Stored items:
◇ ◇ ◇
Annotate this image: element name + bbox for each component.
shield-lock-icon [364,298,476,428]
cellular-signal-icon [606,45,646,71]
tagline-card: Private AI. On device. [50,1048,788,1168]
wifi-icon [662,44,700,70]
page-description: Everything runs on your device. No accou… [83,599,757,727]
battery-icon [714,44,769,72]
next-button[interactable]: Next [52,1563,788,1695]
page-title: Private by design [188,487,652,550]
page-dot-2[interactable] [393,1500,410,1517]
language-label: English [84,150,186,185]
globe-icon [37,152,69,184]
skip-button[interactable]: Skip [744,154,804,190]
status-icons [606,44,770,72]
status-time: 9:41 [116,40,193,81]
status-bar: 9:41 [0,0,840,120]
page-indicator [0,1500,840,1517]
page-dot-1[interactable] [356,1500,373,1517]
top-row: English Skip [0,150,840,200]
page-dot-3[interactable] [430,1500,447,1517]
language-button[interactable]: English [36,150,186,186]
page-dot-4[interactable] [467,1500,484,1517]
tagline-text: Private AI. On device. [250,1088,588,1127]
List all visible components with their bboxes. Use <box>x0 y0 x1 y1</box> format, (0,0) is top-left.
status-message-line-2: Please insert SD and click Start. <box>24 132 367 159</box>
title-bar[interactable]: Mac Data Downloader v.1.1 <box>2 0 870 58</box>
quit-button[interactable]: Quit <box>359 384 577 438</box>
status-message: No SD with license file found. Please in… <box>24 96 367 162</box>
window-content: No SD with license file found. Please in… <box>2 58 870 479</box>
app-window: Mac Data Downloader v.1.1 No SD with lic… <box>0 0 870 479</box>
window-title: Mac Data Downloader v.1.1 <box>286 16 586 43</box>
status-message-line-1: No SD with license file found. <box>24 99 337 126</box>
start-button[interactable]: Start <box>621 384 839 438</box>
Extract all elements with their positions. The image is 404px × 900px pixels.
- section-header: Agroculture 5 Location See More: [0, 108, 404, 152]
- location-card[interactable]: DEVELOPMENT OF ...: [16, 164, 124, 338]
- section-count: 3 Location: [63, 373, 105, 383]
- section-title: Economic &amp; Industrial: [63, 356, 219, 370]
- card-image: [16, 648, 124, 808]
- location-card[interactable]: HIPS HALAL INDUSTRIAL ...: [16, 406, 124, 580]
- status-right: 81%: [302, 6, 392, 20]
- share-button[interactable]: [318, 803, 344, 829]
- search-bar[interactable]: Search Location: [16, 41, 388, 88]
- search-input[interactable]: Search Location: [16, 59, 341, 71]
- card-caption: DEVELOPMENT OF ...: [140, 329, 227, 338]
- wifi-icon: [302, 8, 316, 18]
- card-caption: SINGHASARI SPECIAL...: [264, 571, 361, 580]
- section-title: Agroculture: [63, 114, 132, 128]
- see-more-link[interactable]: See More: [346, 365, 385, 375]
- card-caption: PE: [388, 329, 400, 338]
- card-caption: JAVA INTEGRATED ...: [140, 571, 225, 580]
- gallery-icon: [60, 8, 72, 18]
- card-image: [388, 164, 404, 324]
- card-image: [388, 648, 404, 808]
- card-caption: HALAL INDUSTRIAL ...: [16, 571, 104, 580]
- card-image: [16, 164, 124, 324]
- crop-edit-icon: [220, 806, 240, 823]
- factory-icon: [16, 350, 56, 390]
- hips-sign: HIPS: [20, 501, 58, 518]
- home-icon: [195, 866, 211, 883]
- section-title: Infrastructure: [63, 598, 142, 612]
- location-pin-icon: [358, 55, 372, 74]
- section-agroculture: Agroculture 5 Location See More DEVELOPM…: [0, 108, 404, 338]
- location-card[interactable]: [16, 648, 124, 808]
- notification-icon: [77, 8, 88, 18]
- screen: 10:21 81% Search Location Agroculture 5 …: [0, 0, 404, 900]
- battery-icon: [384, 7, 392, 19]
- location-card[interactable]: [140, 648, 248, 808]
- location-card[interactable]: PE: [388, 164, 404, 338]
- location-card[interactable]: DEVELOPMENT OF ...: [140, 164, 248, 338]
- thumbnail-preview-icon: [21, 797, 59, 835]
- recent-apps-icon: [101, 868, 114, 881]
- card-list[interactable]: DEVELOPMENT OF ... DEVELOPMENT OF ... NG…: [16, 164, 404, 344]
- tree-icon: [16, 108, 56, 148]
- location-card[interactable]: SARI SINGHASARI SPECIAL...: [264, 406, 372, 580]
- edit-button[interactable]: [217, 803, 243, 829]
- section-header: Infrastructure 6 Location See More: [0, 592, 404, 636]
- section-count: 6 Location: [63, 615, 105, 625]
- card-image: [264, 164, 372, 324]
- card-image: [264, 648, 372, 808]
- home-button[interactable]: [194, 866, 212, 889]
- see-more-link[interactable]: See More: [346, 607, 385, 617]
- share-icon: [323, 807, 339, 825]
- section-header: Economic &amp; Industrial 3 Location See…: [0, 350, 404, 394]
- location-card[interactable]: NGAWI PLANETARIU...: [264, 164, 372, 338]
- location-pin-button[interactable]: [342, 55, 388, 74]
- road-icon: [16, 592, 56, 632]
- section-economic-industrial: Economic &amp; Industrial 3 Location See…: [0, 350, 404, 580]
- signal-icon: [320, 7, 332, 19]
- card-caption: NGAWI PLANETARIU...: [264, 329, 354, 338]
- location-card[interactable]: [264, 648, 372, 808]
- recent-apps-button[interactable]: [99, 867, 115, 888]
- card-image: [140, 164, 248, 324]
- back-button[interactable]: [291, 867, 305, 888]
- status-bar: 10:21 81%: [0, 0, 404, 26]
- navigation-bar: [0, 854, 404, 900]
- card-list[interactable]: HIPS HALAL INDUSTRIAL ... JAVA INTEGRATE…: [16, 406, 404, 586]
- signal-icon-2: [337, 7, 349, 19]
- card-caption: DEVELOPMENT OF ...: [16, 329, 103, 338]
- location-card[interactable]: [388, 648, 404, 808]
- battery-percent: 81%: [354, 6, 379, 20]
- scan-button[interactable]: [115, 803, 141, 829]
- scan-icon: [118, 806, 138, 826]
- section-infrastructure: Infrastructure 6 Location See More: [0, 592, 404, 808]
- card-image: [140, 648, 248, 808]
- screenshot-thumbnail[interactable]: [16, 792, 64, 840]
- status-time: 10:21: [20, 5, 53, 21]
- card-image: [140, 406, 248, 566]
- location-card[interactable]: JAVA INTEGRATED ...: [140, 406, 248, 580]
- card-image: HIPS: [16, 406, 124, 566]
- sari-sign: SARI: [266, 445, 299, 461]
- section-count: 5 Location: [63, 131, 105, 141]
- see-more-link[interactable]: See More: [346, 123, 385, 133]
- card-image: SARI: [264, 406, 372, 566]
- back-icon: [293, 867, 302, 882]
◇ ◇ ◇
__Prompt__. Write out every line of the material above word for word, with no changes.

__Expected answer__.
Annotate this image: element name + bbox for each component.
shield-lock-icon [364,298,476,428]
cellular-signal-icon [606,45,646,71]
tagline-card: Private AI. On device. [50,1048,788,1168]
wifi-icon [662,44,700,70]
page-description: Everything runs on your device. No accou… [83,599,757,727]
battery-icon [714,44,769,72]
next-button[interactable]: Next [52,1563,788,1695]
page-title: Private by design [188,487,652,550]
page-dot-2[interactable] [393,1500,410,1517]
language-label: English [84,150,186,185]
globe-icon [37,152,69,184]
skip-button[interactable]: Skip [744,154,804,190]
status-icons [606,44,770,72]
status-time: 9:41 [116,40,193,81]
status-bar: 9:41 [0,0,840,120]
page-indicator [0,1500,840,1517]
page-dot-1[interactable] [356,1500,373,1517]
top-row: English Skip [0,150,840,200]
page-dot-3[interactable] [430,1500,447,1517]
language-button[interactable]: English [36,150,186,186]
page-dot-4[interactable] [467,1500,484,1517]
tagline-text: Private AI. On device. [250,1088,588,1127]
List all visible components with their bboxes. Use <box>x0 y0 x1 y1</box> format, (0,0) is top-left.
status-message-line-2: Please insert SD and click Start. <box>24 132 367 159</box>
title-bar[interactable]: Mac Data Downloader v.1.1 <box>2 0 870 58</box>
quit-button[interactable]: Quit <box>359 384 577 438</box>
status-message: No SD with license file found. Please in… <box>24 96 367 162</box>
window-content: No SD with license file found. Please in… <box>2 58 870 479</box>
app-window: Mac Data Downloader v.1.1 No SD with lic… <box>0 0 870 479</box>
window-title: Mac Data Downloader v.1.1 <box>286 16 586 43</box>
status-message-line-1: No SD with license file found. <box>24 99 337 126</box>
start-button[interactable]: Start <box>621 384 839 438</box>
Extract all elements with their positions. The image is 404px × 900px pixels.
- section-header: Agroculture 5 Location See More: [0, 108, 404, 152]
- location-card[interactable]: DEVELOPMENT OF ...: [16, 164, 124, 338]
- section-count: 3 Location: [63, 373, 105, 383]
- section-title: Economic &amp; Industrial: [63, 356, 219, 370]
- card-image: [16, 648, 124, 808]
- location-card[interactable]: HIPS HALAL INDUSTRIAL ...: [16, 406, 124, 580]
- status-right: 81%: [302, 6, 392, 20]
- share-button[interactable]: [318, 803, 344, 829]
- search-bar[interactable]: Search Location: [16, 41, 388, 88]
- search-input[interactable]: Search Location: [16, 59, 341, 71]
- card-caption: DEVELOPMENT OF ...: [140, 329, 227, 338]
- wifi-icon: [302, 8, 316, 18]
- card-caption: SINGHASARI SPECIAL...: [264, 571, 361, 580]
- section-title: Agroculture: [63, 114, 132, 128]
- see-more-link[interactable]: See More: [346, 365, 385, 375]
- card-caption: PE: [388, 329, 400, 338]
- card-caption: JAVA INTEGRATED ...: [140, 571, 225, 580]
- gallery-icon: [60, 8, 72, 18]
- card-image: [388, 164, 404, 324]
- card-image: [388, 648, 404, 808]
- card-caption: HALAL INDUSTRIAL ...: [16, 571, 104, 580]
- card-image: [16, 164, 124, 324]
- crop-edit-icon: [220, 806, 240, 823]
- factory-icon: [16, 350, 56, 390]
- hips-sign: HIPS: [20, 501, 58, 518]
- home-icon: [195, 866, 211, 883]
- section-title: Infrastructure: [63, 598, 142, 612]
- location-pin-icon: [358, 55, 372, 74]
- section-agroculture: Agroculture 5 Location See More DEVELOPM…: [0, 108, 404, 338]
- location-card[interactable]: [16, 648, 124, 808]
- notification-icon: [77, 8, 88, 18]
- screen: 10:21 81% Search Location Agroculture 5 …: [0, 0, 404, 900]
- battery-icon: [384, 7, 392, 19]
- location-card[interactable]: [140, 648, 248, 808]
- location-card[interactable]: PE: [388, 164, 404, 338]
- location-card[interactable]: DEVELOPMENT OF ...: [140, 164, 248, 338]
- thumbnail-preview-icon: [21, 797, 59, 835]
- recent-apps-icon: [101, 868, 114, 881]
- card-list[interactable]: DEVELOPMENT OF ... DEVELOPMENT OF ... NG…: [16, 164, 404, 344]
- tree-icon: [16, 108, 56, 148]
- location-card[interactable]: SARI SINGHASARI SPECIAL...: [264, 406, 372, 580]
- edit-button[interactable]: [217, 803, 243, 829]
- section-header: Infrastructure 6 Location See More: [0, 592, 404, 636]
- section-count: 6 Location: [63, 615, 105, 625]
- card-image: [264, 164, 372, 324]
- card-image: [264, 648, 372, 808]
- home-button[interactable]: [194, 866, 212, 889]
- see-more-link[interactable]: See More: [346, 607, 385, 617]
- share-icon: [323, 807, 339, 825]
- section-header: Economic &amp; Industrial 3 Location See…: [0, 350, 404, 394]
- location-card[interactable]: NGAWI PLANETARIU...: [264, 164, 372, 338]
- location-pin-button[interactable]: [342, 55, 388, 74]
- road-icon: [16, 592, 56, 632]
- section-economic-industrial: Economic &amp; Industrial 3 Location See…: [0, 350, 404, 580]
- signal-icon: [320, 7, 332, 19]
- card-caption: NGAWI PLANETARIU...: [264, 329, 354, 338]
- location-card[interactable]: [264, 648, 372, 808]
- recent-apps-button[interactable]: [99, 867, 115, 888]
- card-image: [140, 164, 248, 324]
- back-button[interactable]: [291, 867, 305, 888]
- status-bar: 10:21 81%: [0, 0, 404, 26]
- navigation-bar: [0, 854, 404, 900]
- card-list[interactable]: HIPS HALAL INDUSTRIAL ... JAVA INTEGRATE…: [16, 406, 404, 586]
- signal-icon-2: [337, 7, 349, 19]
- card-caption: DEVELOPMENT OF ...: [16, 329, 103, 338]
- location-card[interactable]: [388, 648, 404, 808]
- battery-percent: 81%: [354, 6, 379, 20]
- scan-button[interactable]: [115, 803, 141, 829]
- scan-icon: [118, 806, 138, 826]
- section-infrastructure: Infrastructure 6 Location See More: [0, 592, 404, 808]
- card-image: [140, 648, 248, 808]
- screenshot-thumbnail[interactable]: [16, 792, 64, 840]
- status-time: 10:21: [20, 5, 53, 21]
- card-image: [140, 406, 248, 566]
- location-card[interactable]: JAVA INTEGRATED ...: [140, 406, 248, 580]
- card-image: HIPS: [16, 406, 124, 566]
- sari-sign: SARI: [266, 445, 299, 461]
- section-count: 5 Location: [63, 131, 105, 141]
- see-more-link[interactable]: See More: [346, 123, 385, 133]
- card-image: SARI: [264, 406, 372, 566]
- back-icon: [293, 867, 302, 882]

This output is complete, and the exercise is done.